*Work to be completed:*
Where a line of the material contains the string "Management", copy that line.

*Input:*
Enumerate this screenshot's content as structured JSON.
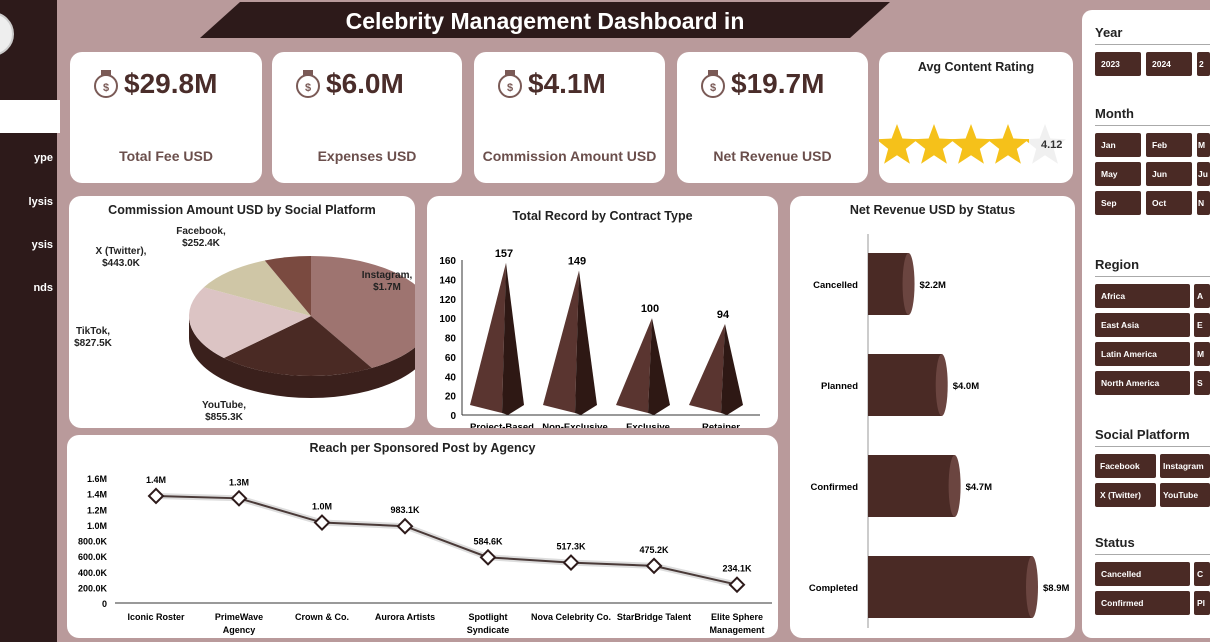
{
  "title": "Celebrity Management Dashboard in",
  "sidebar": {
    "items": [
      {
        "label": "ype"
      },
      {
        "label": "lysis"
      },
      {
        "label": "ysis"
      },
      {
        "label": "nds"
      }
    ]
  },
  "kpis": [
    {
      "value": "$29.8M",
      "label": "Total Fee USD",
      "icon": "money-bag-hand-icon"
    },
    {
      "value": "$6.0M",
      "label": "Expenses USD",
      "icon": "money-bag-growth-icon"
    },
    {
      "value": "$4.1M",
      "label": "Commission Amount USD",
      "icon": "money-bag-coins-icon"
    },
    {
      "value": "$19.7M",
      "label": "Net Revenue USD",
      "icon": "cash-coins-icon"
    }
  ],
  "rating": {
    "title": "Avg Content Rating",
    "value": "4.12",
    "score": 4.12,
    "max": 5,
    "star_color": "#f5c11a"
  },
  "colors": {
    "dark": "#2d1a1a",
    "bar": "#4a2a25",
    "background": "#b99a9b"
  },
  "chart_data": [
    {
      "type": "pie",
      "title": "Commission Amount USD by Social Platform",
      "categories": [
        "Instagram",
        "YouTube",
        "TikTok",
        "X (Twitter)",
        "Facebook"
      ],
      "values": [
        1700000,
        855300,
        827500,
        443000,
        252400
      ],
      "labels": [
        "$1.7M",
        "$855.3K",
        "$827.5K",
        "$443.0K",
        "$252.4K"
      ],
      "colors": [
        "#9e7470",
        "#4a2a24",
        "#dcc4c4",
        "#cfc6a6",
        "#7a4a40"
      ]
    },
    {
      "type": "bar",
      "title": "Total Record by Contract Type",
      "categories": [
        "Project-Based",
        "Non-Exclusive",
        "Exclusive",
        "Retainer"
      ],
      "values": [
        157,
        149,
        100,
        94
      ],
      "ylim": [
        0,
        160
      ],
      "yticks": [
        0,
        20,
        40,
        60,
        80,
        100,
        120,
        140,
        160
      ]
    },
    {
      "type": "bar",
      "orientation": "horizontal",
      "title": "Net Revenue USD by Status",
      "categories": [
        "Cancelled",
        "Planned",
        "Confirmed",
        "Completed"
      ],
      "values": [
        2.2,
        4.0,
        4.7,
        8.9
      ],
      "labels": [
        "$2.2M",
        "$4.0M",
        "$4.7M",
        "$8.9M"
      ],
      "unit": "M USD"
    },
    {
      "type": "line",
      "title": "Reach per Sponsored Post by Agency",
      "categories": [
        "Iconic Roster",
        "PrimeWave Agency",
        "Crown & Co.",
        "Aurora Artists",
        "Spotlight Syndicate",
        "Nova Celebrity Co.",
        "StarBridge Talent",
        "Elite Sphere Management"
      ],
      "values": [
        1370000,
        1340000,
        1030000,
        983100,
        584600,
        517300,
        475200,
        234100
      ],
      "labels": [
        "1.4M",
        "1.3M",
        "1.0M",
        "983.1K",
        "584.6K",
        "517.3K",
        "475.2K",
        "234.1K"
      ],
      "ylim": [
        0,
        1600000
      ],
      "ytick_labels": [
        "0",
        "200.0K",
        "400.0K",
        "600.0K",
        "800.0K",
        "1.0M",
        "1.2M",
        "1.4M",
        "1.6M"
      ]
    }
  ],
  "filters": {
    "year": {
      "title": "Year",
      "options": [
        "2023",
        "2024",
        "2"
      ]
    },
    "month": {
      "title": "Month",
      "options": [
        "Jan",
        "Feb",
        "M",
        "May",
        "Jun",
        "Ju",
        "Sep",
        "Oct",
        "N"
      ]
    },
    "region": {
      "title": "Region",
      "options": [
        "Africa",
        "A",
        "East Asia",
        "E",
        "Latin America",
        "M",
        "North America",
        "S"
      ]
    },
    "platform": {
      "title": "Social Platform",
      "options": [
        "Facebook",
        "Instagram",
        "X (Twitter)",
        "YouTube"
      ]
    },
    "status": {
      "title": "Status",
      "options": [
        "Cancelled",
        "C",
        "Confirmed",
        "Pl"
      ]
    }
  }
}
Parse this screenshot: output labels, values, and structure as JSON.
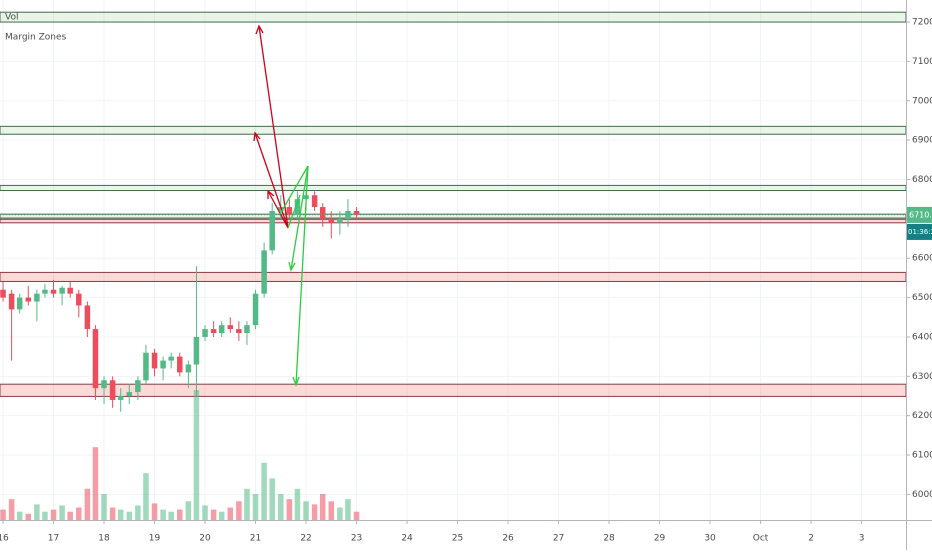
{
  "chart_data": {
    "type": "candlestick",
    "indicators": [
      "Vol",
      "Margin Zones"
    ],
    "x": [
      16,
      16.17,
      16.33,
      16.5,
      16.67,
      16.83,
      17,
      17.17,
      17.33,
      17.5,
      17.67,
      17.83,
      18,
      18.17,
      18.33,
      18.5,
      18.67,
      18.83,
      19,
      19.17,
      19.33,
      19.5,
      19.67,
      19.83,
      20,
      20.17,
      20.33,
      20.5,
      20.67,
      20.83,
      21,
      21.17,
      21.33,
      21.5,
      21.67,
      21.83,
      22,
      22.17,
      22.33,
      22.5,
      22.67,
      22.83,
      23
    ],
    "open": [
      6520,
      6510,
      6470,
      6500,
      6490,
      6510,
      6520,
      6510,
      6525,
      6510,
      6480,
      6420,
      6270,
      6290,
      6240,
      6250,
      6260,
      6290,
      6360,
      6320,
      6340,
      6350,
      6310,
      6330,
      6400,
      6420,
      6410,
      6430,
      6420,
      6410,
      6430,
      6510,
      6620,
      6720,
      6730,
      6710,
      6750,
      6760,
      6730,
      6700,
      6690,
      6700,
      6720
    ],
    "high": [
      6540,
      6520,
      6510,
      6530,
      6520,
      6535,
      6545,
      6530,
      6540,
      6520,
      6490,
      6430,
      6300,
      6300,
      6270,
      6280,
      6300,
      6380,
      6370,
      6350,
      6360,
      6360,
      6340,
      6580,
      6430,
      6440,
      6440,
      6450,
      6440,
      6440,
      6520,
      6640,
      6740,
      6760,
      6750,
      6770,
      6770,
      6770,
      6740,
      6720,
      6720,
      6750,
      6730
    ],
    "low": [
      6490,
      6340,
      6460,
      6480,
      6440,
      6500,
      6500,
      6480,
      6500,
      6450,
      6400,
      6240,
      6230,
      6220,
      6210,
      6230,
      6240,
      6280,
      6300,
      6290,
      6320,
      6300,
      6270,
      6250,
      6390,
      6400,
      6400,
      6410,
      6390,
      6380,
      6420,
      6500,
      6610,
      6700,
      6700,
      6700,
      6720,
      6720,
      6680,
      6650,
      6660,
      6680,
      6700
    ],
    "close": [
      6500,
      6470,
      6500,
      6490,
      6510,
      6520,
      6510,
      6525,
      6510,
      6480,
      6420,
      6270,
      6290,
      6240,
      6250,
      6260,
      6290,
      6360,
      6320,
      6340,
      6350,
      6310,
      6330,
      6400,
      6420,
      6410,
      6430,
      6420,
      6410,
      6430,
      6510,
      6620,
      6720,
      6730,
      6710,
      6750,
      6760,
      6730,
      6700,
      6690,
      6700,
      6720,
      6710
    ],
    "volume": [
      10,
      20,
      8,
      6,
      15,
      8,
      10,
      14,
      8,
      12,
      30,
      70,
      25,
      12,
      10,
      8,
      14,
      45,
      16,
      10,
      8,
      10,
      18,
      125,
      14,
      10,
      8,
      12,
      18,
      30,
      25,
      55,
      40,
      25,
      20,
      30,
      18,
      15,
      25,
      18,
      12,
      20,
      8
    ],
    "up_color": "#53b987",
    "down_color": "#eb4d5c",
    "zones": [
      {
        "low": 7200,
        "high": 7225,
        "color": "green"
      },
      {
        "low": 6915,
        "high": 6935,
        "color": "green"
      },
      {
        "low": 6772,
        "high": 6785,
        "color": "green"
      },
      {
        "low": 6702,
        "high": 6712,
        "color": "green"
      },
      {
        "low": 6690,
        "high": 6699,
        "color": "red"
      },
      {
        "low": 6541,
        "high": 6564,
        "color": "red"
      },
      {
        "low": 6249,
        "high": 6280,
        "color": "red"
      }
    ],
    "last_price": {
      "value": 6710,
      "label": "6710.0"
    },
    "countdown": "01:36:24",
    "xlim": [
      15.94,
      33.88
    ],
    "xticks": [
      16,
      17,
      18,
      19,
      20,
      21,
      22,
      23,
      24,
      25,
      26,
      27,
      28,
      29,
      30,
      {
        "value": 31,
        "label": "Oct"
      },
      {
        "value": 32,
        "label": "2"
      },
      {
        "value": 33,
        "label": "3"
      }
    ],
    "ylim": [
      5935,
      7256
    ],
    "yticks": [
      {
        "value": 6000,
        "label": "6000.0"
      },
      {
        "value": 6100,
        "label": "6100.0"
      },
      {
        "value": 6200,
        "label": "6200.0"
      },
      {
        "value": 6300,
        "label": "6300.0"
      },
      {
        "value": 6400,
        "label": "6400.0"
      },
      {
        "value": 6500,
        "label": "6500.0"
      },
      {
        "value": 6600,
        "label": "6600.0"
      },
      {
        "value": 6700,
        "label": "6700.0"
      },
      {
        "value": 6800,
        "label": "6800.0"
      },
      {
        "value": 6900,
        "label": "6900.0"
      },
      {
        "value": 7000,
        "label": "7000.0"
      },
      {
        "value": 7100,
        "label": "7100.0"
      },
      {
        "value": 7200,
        "label": "7200.0"
      }
    ],
    "grid": true
  }
}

*Completed task:*
  "title": "Celebrity Management Dashboard in",
        "Elite Sphere Management"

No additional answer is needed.